__The request__
Retype the complete listing exactly as it appears.

__Data lines__
[BEGIN]

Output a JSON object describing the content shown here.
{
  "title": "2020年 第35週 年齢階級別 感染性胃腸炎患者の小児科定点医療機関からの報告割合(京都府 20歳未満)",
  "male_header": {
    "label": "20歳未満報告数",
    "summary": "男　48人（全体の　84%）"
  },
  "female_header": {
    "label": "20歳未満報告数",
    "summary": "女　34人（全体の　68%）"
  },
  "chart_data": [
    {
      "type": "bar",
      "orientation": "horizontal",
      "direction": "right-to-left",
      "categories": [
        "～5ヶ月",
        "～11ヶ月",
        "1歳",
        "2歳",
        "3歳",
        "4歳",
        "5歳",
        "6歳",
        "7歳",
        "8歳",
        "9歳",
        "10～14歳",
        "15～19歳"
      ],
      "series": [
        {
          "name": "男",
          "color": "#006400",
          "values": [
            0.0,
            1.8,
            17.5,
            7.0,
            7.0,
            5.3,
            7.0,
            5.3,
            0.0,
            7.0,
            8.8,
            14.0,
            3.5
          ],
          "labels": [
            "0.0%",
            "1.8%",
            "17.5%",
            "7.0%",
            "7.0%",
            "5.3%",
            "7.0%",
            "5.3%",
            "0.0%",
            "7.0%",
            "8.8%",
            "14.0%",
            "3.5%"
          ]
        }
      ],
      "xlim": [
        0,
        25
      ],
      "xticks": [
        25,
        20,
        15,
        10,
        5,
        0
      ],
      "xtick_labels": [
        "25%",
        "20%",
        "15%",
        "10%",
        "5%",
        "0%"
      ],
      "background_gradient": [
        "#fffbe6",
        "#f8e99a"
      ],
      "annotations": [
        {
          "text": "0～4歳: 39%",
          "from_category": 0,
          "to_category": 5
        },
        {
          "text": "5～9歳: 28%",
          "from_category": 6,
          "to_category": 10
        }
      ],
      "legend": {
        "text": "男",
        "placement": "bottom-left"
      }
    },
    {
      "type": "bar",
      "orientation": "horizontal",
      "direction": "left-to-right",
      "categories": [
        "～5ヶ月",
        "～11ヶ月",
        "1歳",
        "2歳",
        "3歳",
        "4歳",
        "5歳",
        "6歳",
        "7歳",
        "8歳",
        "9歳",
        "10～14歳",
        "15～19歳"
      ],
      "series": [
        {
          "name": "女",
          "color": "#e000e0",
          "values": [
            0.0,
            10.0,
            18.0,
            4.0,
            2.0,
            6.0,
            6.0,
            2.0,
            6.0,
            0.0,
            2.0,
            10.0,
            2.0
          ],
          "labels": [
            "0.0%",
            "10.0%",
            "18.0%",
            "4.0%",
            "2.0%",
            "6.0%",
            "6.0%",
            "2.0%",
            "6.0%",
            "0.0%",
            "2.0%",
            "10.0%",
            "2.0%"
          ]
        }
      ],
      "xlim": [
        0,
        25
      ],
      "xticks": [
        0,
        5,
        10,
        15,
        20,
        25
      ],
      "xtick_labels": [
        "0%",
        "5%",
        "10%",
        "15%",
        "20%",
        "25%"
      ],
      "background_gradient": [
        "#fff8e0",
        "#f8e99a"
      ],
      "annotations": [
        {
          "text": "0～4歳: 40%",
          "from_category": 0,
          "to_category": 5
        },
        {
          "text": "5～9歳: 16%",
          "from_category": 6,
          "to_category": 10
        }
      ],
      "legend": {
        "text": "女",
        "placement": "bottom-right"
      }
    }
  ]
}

[END]

__Exercise response__
Output a JSON object describing the content shown here.
{
  "title": "2020年 第35週 年齢階級別 感染性胃腸炎患者の小児科定点医療機関からの報告割合(京都府 20歳未満)",
  "male_header": {
    "label": "20歳未満報告数",
    "summary": "男　48人（全体の　84%）"
  },
  "female_header": {
    "label": "20歳未満報告数",
    "summary": "女　34人（全体の　68%）"
  },
  "chart_data": [
    {
      "type": "bar",
      "orientation": "horizontal",
      "direction": "right-to-left",
      "categories": [
        "～5ヶ月",
        "～11ヶ月",
        "1歳",
        "2歳",
        "3歳",
        "4歳",
        "5歳",
        "6歳",
        "7歳",
        "8歳",
        "9歳",
        "10～14歳",
        "15～19歳"
      ],
      "series": [
        {
          "name": "男",
          "color": "#006400",
          "values": [
            0.0,
            1.8,
            17.5,
            7.0,
            7.0,
            5.3,
            7.0,
            5.3,
            0.0,
            7.0,
            8.8,
            14.0,
            3.5
          ],
          "labels": [
            "0.0%",
            "1.8%",
            "17.5%",
            "7.0%",
            "7.0%",
            "5.3%",
            "7.0%",
            "5.3%",
            "0.0%",
            "7.0%",
            "8.8%",
            "14.0%",
            "3.5%"
          ]
        }
      ],
      "xlim": [
        0,
        25
      ],
      "xticks": [
        25,
        20,
        15,
        10,
        5,
        0
      ],
      "xtick_labels": [
        "25%",
        "20%",
        "15%",
        "10%",
        "5%",
        "0%"
      ],
      "background_gradient": [
        "#fffbe6",
        "#f8e99a"
      ],
      "annotations": [
        {
          "text": "0～4歳: 39%",
          "from_category": 0,
          "to_category": 5
        },
        {
          "text": "5～9歳: 28%",
          "from_category": 6,
          "to_category": 10
        }
      ],
      "legend": {
        "text": "男",
        "placement": "bottom-left"
      }
    },
    {
      "type": "bar",
      "orientation": "horizontal",
      "direction": "left-to-right",
      "categories": [
        "～5ヶ月",
        "～11ヶ月",
        "1歳",
        "2歳",
        "3歳",
        "4歳",
        "5歳",
        "6歳",
        "7歳",
        "8歳",
        "9歳",
        "10～14歳",
        "15～19歳"
      ],
      "series": [
        {
          "name": "女",
          "color": "#e000e0",
          "values": [
            0.0,
            10.0,
            18.0,
            4.0,
            2.0,
            6.0,
            6.0,
            2.0,
            6.0,
            0.0,
            2.0,
            10.0,
            2.0
          ],
          "labels": [
            "0.0%",
            "10.0%",
            "18.0%",
            "4.0%",
            "2.0%",
            "6.0%",
            "6.0%",
            "2.0%",
            "6.0%",
            "0.0%",
            "2.0%",
            "10.0%",
            "2.0%"
          ]
        }
      ],
      "xlim": [
        0,
        25
      ],
      "xticks": [
        0,
        5,
        10,
        15,
        20,
        25
      ],
      "xtick_labels": [
        "0%",
        "5%",
        "10%",
        "15%",
        "20%",
        "25%"
      ],
      "background_gradient": [
        "#fff8e0",
        "#f8e99a"
      ],
      "annotations": [
        {
          "text": "0～4歳: 40%",
          "from_category": 0,
          "to_category": 5
        },
        {
          "text": "5～9歳: 16%",
          "from_category": 6,
          "to_category": 10
        }
      ],
      "legend": {
        "text": "女",
        "placement": "bottom-right"
      }
    }
  ]
}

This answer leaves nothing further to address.